*Description of the task:* Copy the data exactly; pictures stay out of the copy.

*Given data:*

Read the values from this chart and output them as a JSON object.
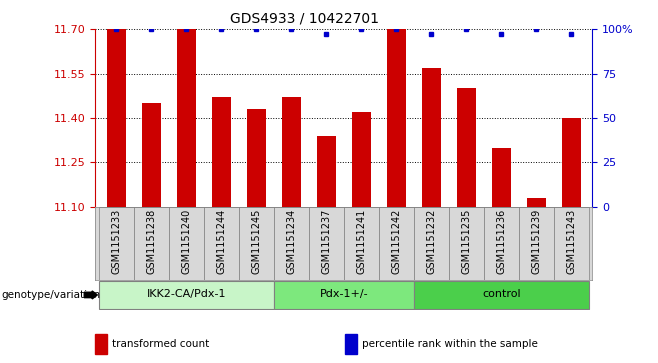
{
  "title": "GDS4933 / 10422701",
  "samples": [
    "GSM1151233",
    "GSM1151238",
    "GSM1151240",
    "GSM1151244",
    "GSM1151245",
    "GSM1151234",
    "GSM1151237",
    "GSM1151241",
    "GSM1151242",
    "GSM1151232",
    "GSM1151235",
    "GSM1151236",
    "GSM1151239",
    "GSM1151243"
  ],
  "red_values": [
    11.7,
    11.45,
    11.7,
    11.47,
    11.43,
    11.47,
    11.34,
    11.42,
    11.7,
    11.57,
    11.5,
    11.3,
    11.13,
    11.4
  ],
  "blue_values": [
    100,
    100,
    100,
    100,
    100,
    100,
    97,
    100,
    100,
    97,
    100,
    97,
    100,
    97
  ],
  "groups": [
    {
      "label": "IKK2-CA/Pdx-1",
      "start": 0,
      "end": 5,
      "color": "#c8f5c8"
    },
    {
      "label": "Pdx-1+/-",
      "start": 5,
      "end": 9,
      "color": "#7de87d"
    },
    {
      "label": "control",
      "start": 9,
      "end": 14,
      "color": "#4bcf4b"
    }
  ],
  "ylim_left": [
    11.1,
    11.7
  ],
  "ylim_right": [
    0,
    100
  ],
  "yticks_left": [
    11.1,
    11.25,
    11.4,
    11.55,
    11.7
  ],
  "yticks_right": [
    0,
    25,
    50,
    75,
    100
  ],
  "bar_color": "#cc0000",
  "dot_color": "#0000cc",
  "group_label": "genotype/variation",
  "legend_items": [
    {
      "color": "#cc0000",
      "label": "transformed count"
    },
    {
      "color": "#0000cc",
      "label": "percentile rank within the sample"
    }
  ],
  "bg_color": "#d8d8d8",
  "bar_width": 0.55
}
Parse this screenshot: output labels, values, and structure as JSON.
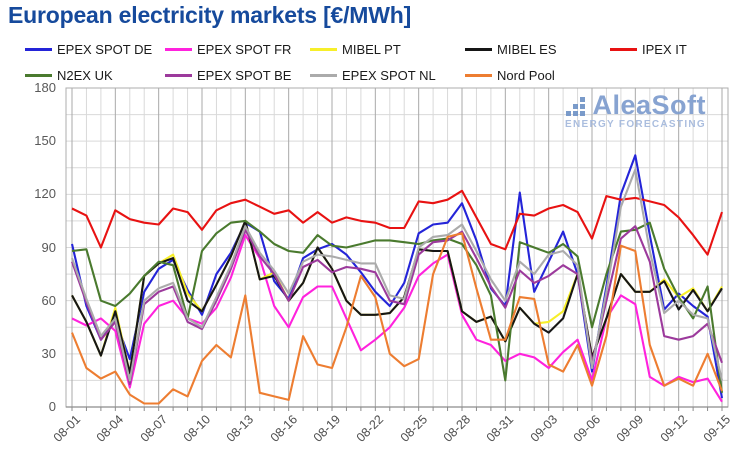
{
  "header": {
    "title": "European electricity markets [€/MWh]"
  },
  "watermark": {
    "name": "AleaSoft",
    "tagline": "ENERGY FORECASTING"
  },
  "ui": {
    "title_color": "#164a9c",
    "axis_label_color": "#595959",
    "grid_minor_color": "#d9d9d9",
    "grid_major_color": "#a9a9a9",
    "plot_border_color": "#adadad",
    "axis_line_color": "#8c8c8c"
  },
  "chart_data": {
    "type": "line",
    "title": "European electricity markets [€/MWh]",
    "ylabel": "",
    "xlabel": "",
    "ylim": [
      0,
      180
    ],
    "y_ticks": [
      0,
      30,
      60,
      90,
      120,
      150,
      180
    ],
    "y_minor_step": 15,
    "x_days": 46,
    "x_tick_every": 3,
    "x_tick_labels": [
      "08-01",
      "08-04",
      "08-07",
      "08-10",
      "08-13",
      "08-16",
      "08-19",
      "08-22",
      "08-25",
      "08-28",
      "08-31",
      "09-03",
      "09-06",
      "09-09",
      "09-12",
      "09-15"
    ],
    "grid": "on",
    "legend_position": "top",
    "units": "€/MWh",
    "series": [
      {
        "name": "EPEX SPOT DE",
        "color": "#2424d8",
        "values": [
          92,
          57,
          38,
          49,
          27,
          65,
          78,
          83,
          66,
          52,
          75,
          87,
          104,
          99,
          71,
          61,
          84,
          89,
          92,
          86,
          76,
          65,
          57,
          70,
          98,
          103,
          104,
          115,
          94,
          67,
          57,
          121,
          65,
          82,
          99,
          75,
          20,
          68,
          120,
          142,
          97,
          55,
          64,
          57,
          51,
          5
        ]
      },
      {
        "name": "EPEX SPOT FR",
        "color": "#ff22dd",
        "values": [
          50,
          46,
          50,
          43,
          11,
          47,
          57,
          60,
          50,
          47,
          56,
          73,
          97,
          84,
          57,
          45,
          62,
          68,
          68,
          50,
          32,
          38,
          45,
          56,
          74,
          81,
          86,
          52,
          38,
          35,
          26,
          30,
          28,
          22,
          31,
          38,
          15,
          50,
          63,
          58,
          17,
          12,
          17,
          14,
          16,
          3
        ]
      },
      {
        "name": "MIBEL PT",
        "color": "#f7ef2a",
        "values": [
          63,
          48,
          29,
          56,
          19,
          74,
          81,
          86,
          64,
          54,
          69,
          85,
          105,
          72,
          76,
          60,
          70,
          90,
          78,
          60,
          52,
          52,
          53,
          62,
          89,
          88,
          88,
          54,
          48,
          51,
          37,
          56,
          47,
          48,
          54,
          75,
          28,
          50,
          75,
          65,
          65,
          72,
          62,
          67,
          54,
          68
        ]
      },
      {
        "name": "MIBEL ES",
        "color": "#161616",
        "values": [
          63,
          48,
          29,
          54,
          19,
          74,
          81,
          84,
          60,
          54,
          69,
          85,
          105,
          72,
          74,
          60,
          70,
          90,
          78,
          60,
          52,
          52,
          53,
          62,
          89,
          88,
          88,
          54,
          48,
          51,
          37,
          56,
          47,
          42,
          50,
          75,
          28,
          50,
          75,
          65,
          65,
          71,
          55,
          66,
          54,
          67
        ]
      },
      {
        "name": "IPEX IT",
        "color": "#e81212",
        "values": [
          112,
          108,
          90,
          111,
          106,
          104,
          103,
          112,
          110,
          100,
          111,
          115,
          117,
          113,
          109,
          111,
          104,
          110,
          104,
          107,
          105,
          104,
          101,
          101,
          116,
          115,
          117,
          122,
          107,
          92,
          89,
          109,
          108,
          112,
          114,
          110,
          95,
          119,
          117,
          118,
          116,
          114,
          107,
          97,
          86,
          110
        ]
      },
      {
        "name": "N2EX UK",
        "color": "#4a7a2e",
        "values": [
          88,
          89,
          60,
          57,
          64,
          74,
          82,
          80,
          50,
          88,
          98,
          104,
          105,
          99,
          92,
          88,
          87,
          97,
          91,
          90,
          92,
          94,
          94,
          93,
          92,
          94,
          95,
          92,
          80,
          63,
          15,
          93,
          90,
          87,
          92,
          85,
          45,
          75,
          99,
          100,
          104,
          78,
          62,
          50,
          68,
          8
        ]
      },
      {
        "name": "EPEX SPOT BE",
        "color": "#9c3a9c",
        "values": [
          82,
          59,
          38,
          48,
          13,
          58,
          65,
          68,
          48,
          44,
          60,
          78,
          100,
          85,
          75,
          60,
          79,
          83,
          76,
          79,
          78,
          76,
          60,
          58,
          86,
          93,
          94,
          99,
          84,
          68,
          56,
          77,
          70,
          74,
          80,
          75,
          25,
          60,
          95,
          102,
          82,
          40,
          38,
          40,
          47,
          25
        ]
      },
      {
        "name": "EPEX SPOT NL",
        "color": "#ababab",
        "values": [
          84,
          61,
          40,
          50,
          15,
          60,
          67,
          70,
          50,
          45,
          62,
          80,
          102,
          87,
          77,
          64,
          82,
          86,
          85,
          83,
          81,
          81,
          63,
          61,
          90,
          96,
          97,
          103,
          88,
          72,
          60,
          82,
          75,
          86,
          88,
          80,
          22,
          65,
          113,
          134,
          88,
          53,
          60,
          52,
          50,
          15
        ]
      },
      {
        "name": "Nord Pool",
        "color": "#ed7d31",
        "values": [
          42,
          22,
          16,
          20,
          7,
          2,
          2,
          10,
          6,
          26,
          35,
          28,
          63,
          8,
          6,
          4,
          40,
          24,
          22,
          45,
          74,
          62,
          30,
          23,
          27,
          75,
          96,
          98,
          67,
          38,
          38,
          62,
          61,
          24,
          20,
          35,
          12,
          40,
          91,
          88,
          35,
          12,
          16,
          12,
          30,
          9
        ]
      }
    ]
  }
}
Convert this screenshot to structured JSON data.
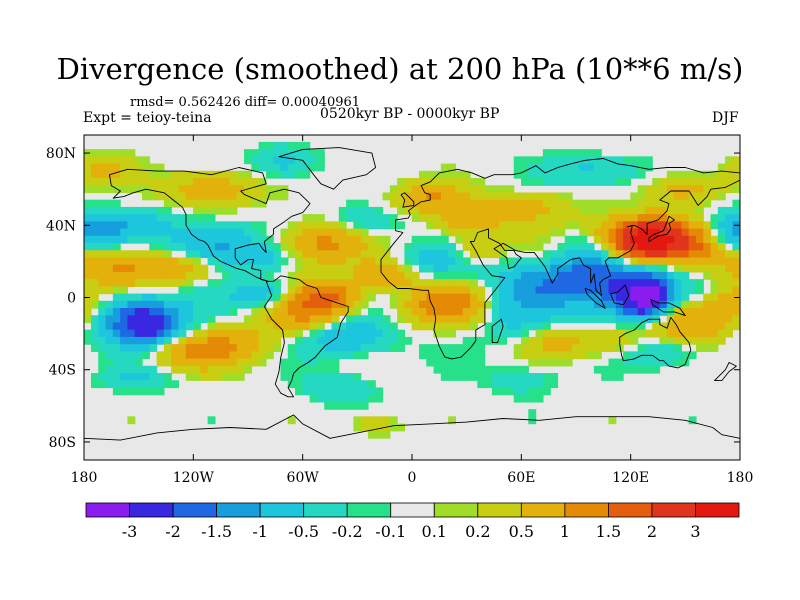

*Answer to the exercise:*
Read the values from this chart and output them as a JSON object.
{
  "title": "GDS4933 / 10422701",
  "samples": [
    "GSM1151233",
    "GSM1151238",
    "GSM1151240",
    "GSM1151244",
    "GSM1151245",
    "GSM1151234",
    "GSM1151237",
    "GSM1151241",
    "GSM1151242",
    "GSM1151232",
    "GSM1151235",
    "GSM1151236",
    "GSM1151239",
    "GSM1151243"
  ],
  "red_values": [
    11.7,
    11.45,
    11.7,
    11.47,
    11.43,
    11.47,
    11.34,
    11.42,
    11.7,
    11.57,
    11.5,
    11.3,
    11.13,
    11.4
  ],
  "blue_values": [
    100,
    100,
    100,
    100,
    100,
    100,
    97,
    100,
    100,
    97,
    100,
    97,
    100,
    97
  ],
  "groups": [
    {
      "label": "IKK2-CA/Pdx-1",
      "start": 0,
      "end": 5,
      "color": "#c8f5c8"
    },
    {
      "label": "Pdx-1+/-",
      "start": 5,
      "end": 9,
      "color": "#7de87d"
    },
    {
      "label": "control",
      "start": 9,
      "end": 14,
      "color": "#4bcf4b"
    }
  ],
  "ylim_left": [
    11.1,
    11.7
  ],
  "ylim_right": [
    0,
    100
  ],
  "yticks_left": [
    11.1,
    11.25,
    11.4,
    11.55,
    11.7
  ],
  "yticks_right": [
    0,
    25,
    50,
    75,
    100
  ],
  "bar_color": "#cc0000",
  "dot_color": "#0000cc",
  "group_label": "genotype/variation",
  "legend_items": [
    {
      "color": "#cc0000",
      "label": "transformed count"
    },
    {
      "color": "#0000cc",
      "label": "percentile rank within the sample"
    }
  ],
  "bg_color": "#d8d8d8",
  "bar_width": 0.55
}
Parse this screenshot: output labels, values, and structure as JSON.
{
  "header": {
    "title": "European electricity markets [€/MWh]"
  },
  "watermark": {
    "name": "AleaSoft",
    "tagline": "ENERGY FORECASTING"
  },
  "ui": {
    "title_color": "#164a9c",
    "axis_label_color": "#595959",
    "grid_minor_color": "#d9d9d9",
    "grid_major_color": "#a9a9a9",
    "plot_border_color": "#adadad",
    "axis_line_color": "#8c8c8c"
  },
  "chart_data": {
    "type": "line",
    "title": "European electricity markets [€/MWh]",
    "ylabel": "",
    "xlabel": "",
    "ylim": [
      0,
      180
    ],
    "y_ticks": [
      0,
      30,
      60,
      90,
      120,
      150,
      180
    ],
    "y_minor_step": 15,
    "x_days": 46,
    "x_tick_every": 3,
    "x_tick_labels": [
      "08-01",
      "08-04",
      "08-07",
      "08-10",
      "08-13",
      "08-16",
      "08-19",
      "08-22",
      "08-25",
      "08-28",
      "08-31",
      "09-03",
      "09-06",
      "09-09",
      "09-12",
      "09-15"
    ],
    "grid": "on",
    "legend_position": "top",
    "units": "€/MWh",
    "series": [
      {
        "name": "EPEX SPOT DE",
        "color": "#2424d8",
        "values": [
          92,
          57,
          38,
          49,
          27,
          65,
          78,
          83,
          66,
          52,
          75,
          87,
          104,
          99,
          71,
          61,
          84,
          89,
          92,
          86,
          76,
          65,
          57,
          70,
          98,
          103,
          104,
          115,
          94,
          67,
          57,
          121,
          65,
          82,
          99,
          75,
          20,
          68,
          120,
          142,
          97,
          55,
          64,
          57,
          51,
          5
        ]
      },
      {
        "name": "EPEX SPOT FR",
        "color": "#ff22dd",
        "values": [
          50,
          46,
          50,
          43,
          11,
          47,
          57,
          60,
          50,
          47,
          56,
          73,
          97,
          84,
          57,
          45,
          62,
          68,
          68,
          50,
          32,
          38,
          45,
          56,
          74,
          81,
          86,
          52,
          38,
          35,
          26,
          30,
          28,
          22,
          31,
          38,
          15,
          50,
          63,
          58,
          17,
          12,
          17,
          14,
          16,
          3
        ]
      },
      {
        "name": "MIBEL PT",
        "color": "#f7ef2a",
        "values": [
          63,
          48,
          29,
          56,
          19,
          74,
          81,
          86,
          64,
          54,
          69,
          85,
          105,
          72,
          76,
          60,
          70,
          90,
          78,
          60,
          52,
          52,
          53,
          62,
          89,
          88,
          88,
          54,
          48,
          51,
          37,
          56,
          47,
          48,
          54,
          75,
          28,
          50,
          75,
          65,
          65,
          72,
          62,
          67,
          54,
          68
        ]
      },
      {
        "name": "MIBEL ES",
        "color": "#161616",
        "values": [
          63,
          48,
          29,
          54,
          19,
          74,
          81,
          84,
          60,
          54,
          69,
          85,
          105,
          72,
          74,
          60,
          70,
          90,
          78,
          60,
          52,
          52,
          53,
          62,
          89,
          88,
          88,
          54,
          48,
          51,
          37,
          56,
          47,
          42,
          50,
          75,
          28,
          50,
          75,
          65,
          65,
          71,
          55,
          66,
          54,
          67
        ]
      },
      {
        "name": "IPEX IT",
        "color": "#e81212",
        "values": [
          112,
          108,
          90,
          111,
          106,
          104,
          103,
          112,
          110,
          100,
          111,
          115,
          117,
          113,
          109,
          111,
          104,
          110,
          104,
          107,
          105,
          104,
          101,
          101,
          116,
          115,
          117,
          122,
          107,
          92,
          89,
          109,
          108,
          112,
          114,
          110,
          95,
          119,
          117,
          118,
          116,
          114,
          107,
          97,
          86,
          110
        ]
      },
      {
        "name": "N2EX UK",
        "color": "#4a7a2e",
        "values": [
          88,
          89,
          60,
          57,
          64,
          74,
          82,
          80,
          50,
          88,
          98,
          104,
          105,
          99,
          92,
          88,
          87,
          97,
          91,
          90,
          92,
          94,
          94,
          93,
          92,
          94,
          95,
          92,
          80,
          63,
          15,
          93,
          90,
          87,
          92,
          85,
          45,
          75,
          99,
          100,
          104,
          78,
          62,
          50,
          68,
          8
        ]
      },
      {
        "name": "EPEX SPOT BE",
        "color": "#9c3a9c",
        "values": [
          82,
          59,
          38,
          48,
          13,
          58,
          65,
          68,
          48,
          44,
          60,
          78,
          100,
          85,
          75,
          60,
          79,
          83,
          76,
          79,
          78,
          76,
          60,
          58,
          86,
          93,
          94,
          99,
          84,
          68,
          56,
          77,
          70,
          74,
          80,
          75,
          25,
          60,
          95,
          102,
          82,
          40,
          38,
          40,
          47,
          25
        ]
      },
      {
        "name": "EPEX SPOT NL",
        "color": "#ababab",
        "values": [
          84,
          61,
          40,
          50,
          15,
          60,
          67,
          70,
          50,
          45,
          62,
          80,
          102,
          87,
          77,
          64,
          82,
          86,
          85,
          83,
          81,
          81,
          63,
          61,
          90,
          96,
          97,
          103,
          88,
          72,
          60,
          82,
          75,
          86,
          88,
          80,
          22,
          65,
          113,
          134,
          88,
          53,
          60,
          52,
          50,
          15
        ]
      },
      {
        "name": "Nord Pool",
        "color": "#ed7d31",
        "values": [
          42,
          22,
          16,
          20,
          7,
          2,
          2,
          10,
          6,
          26,
          35,
          28,
          63,
          8,
          6,
          4,
          40,
          24,
          22,
          45,
          74,
          62,
          30,
          23,
          27,
          75,
          96,
          98,
          67,
          38,
          38,
          62,
          61,
          24,
          20,
          35,
          12,
          40,
          91,
          88,
          35,
          12,
          16,
          12,
          30,
          9
        ]
      }
    ]
  }
}
Convert this screenshot to structured JSON data.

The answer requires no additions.